_Prompt_
In the records that follow, locate every line with "использованием" and extract it.
--------------------------------------------------
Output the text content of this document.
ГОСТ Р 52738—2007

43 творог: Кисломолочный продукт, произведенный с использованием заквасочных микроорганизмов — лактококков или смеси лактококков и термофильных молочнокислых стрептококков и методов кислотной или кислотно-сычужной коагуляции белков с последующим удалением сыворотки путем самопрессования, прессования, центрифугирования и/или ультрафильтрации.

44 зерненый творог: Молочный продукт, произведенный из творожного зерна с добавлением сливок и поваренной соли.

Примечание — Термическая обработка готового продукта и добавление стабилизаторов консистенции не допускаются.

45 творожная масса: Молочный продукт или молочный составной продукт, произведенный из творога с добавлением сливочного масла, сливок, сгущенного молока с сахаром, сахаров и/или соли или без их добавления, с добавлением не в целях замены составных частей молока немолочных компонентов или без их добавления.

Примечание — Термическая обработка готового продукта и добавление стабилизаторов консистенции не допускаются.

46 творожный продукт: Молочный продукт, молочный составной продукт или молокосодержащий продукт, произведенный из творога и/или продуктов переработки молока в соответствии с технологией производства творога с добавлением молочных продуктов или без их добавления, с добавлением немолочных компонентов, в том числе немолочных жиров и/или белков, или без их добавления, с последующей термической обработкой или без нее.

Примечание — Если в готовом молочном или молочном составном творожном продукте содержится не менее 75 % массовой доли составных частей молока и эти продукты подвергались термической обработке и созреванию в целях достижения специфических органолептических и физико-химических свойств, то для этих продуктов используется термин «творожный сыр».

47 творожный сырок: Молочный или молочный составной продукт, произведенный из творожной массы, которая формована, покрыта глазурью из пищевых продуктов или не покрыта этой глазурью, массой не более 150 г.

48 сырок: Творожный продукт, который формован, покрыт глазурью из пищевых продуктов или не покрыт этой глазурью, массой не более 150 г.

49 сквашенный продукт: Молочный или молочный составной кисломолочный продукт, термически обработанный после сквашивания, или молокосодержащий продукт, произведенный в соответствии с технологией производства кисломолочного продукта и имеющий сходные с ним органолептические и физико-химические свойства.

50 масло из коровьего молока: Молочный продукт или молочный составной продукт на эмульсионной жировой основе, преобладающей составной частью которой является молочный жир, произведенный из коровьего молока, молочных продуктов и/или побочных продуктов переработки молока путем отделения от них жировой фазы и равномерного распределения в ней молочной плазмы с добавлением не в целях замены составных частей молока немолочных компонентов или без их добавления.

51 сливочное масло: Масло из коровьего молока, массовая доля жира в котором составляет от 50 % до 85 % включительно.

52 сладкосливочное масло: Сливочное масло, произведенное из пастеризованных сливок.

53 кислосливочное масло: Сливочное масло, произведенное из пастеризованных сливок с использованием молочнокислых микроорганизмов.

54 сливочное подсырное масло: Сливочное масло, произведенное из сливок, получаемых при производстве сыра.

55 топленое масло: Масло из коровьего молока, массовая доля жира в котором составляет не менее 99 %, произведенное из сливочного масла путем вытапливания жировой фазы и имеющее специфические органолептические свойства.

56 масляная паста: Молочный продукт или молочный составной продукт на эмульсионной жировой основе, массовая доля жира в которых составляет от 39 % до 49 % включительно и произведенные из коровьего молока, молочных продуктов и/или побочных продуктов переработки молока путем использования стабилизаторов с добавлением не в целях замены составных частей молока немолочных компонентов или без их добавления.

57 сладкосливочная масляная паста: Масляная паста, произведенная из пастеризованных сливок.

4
--------------------------------------------------
_Task response_
43 творог: Кисломолочный продукт, произведенный с использованием заквасочных микроорганизмов — лактококков или смеси лактококков и термофильных молочнокислых стрептококков и методов кислотной или кислотно-сычужной коагуляции белков с последующим удалением сыворотки путем самопрессования, прессования, центрифугирования и/или ультрафильтрации.
53 кислосливочное масло: Сливочное масло, произведенное из пастеризованных сливок с использованием молочнокислых микроорганизмов.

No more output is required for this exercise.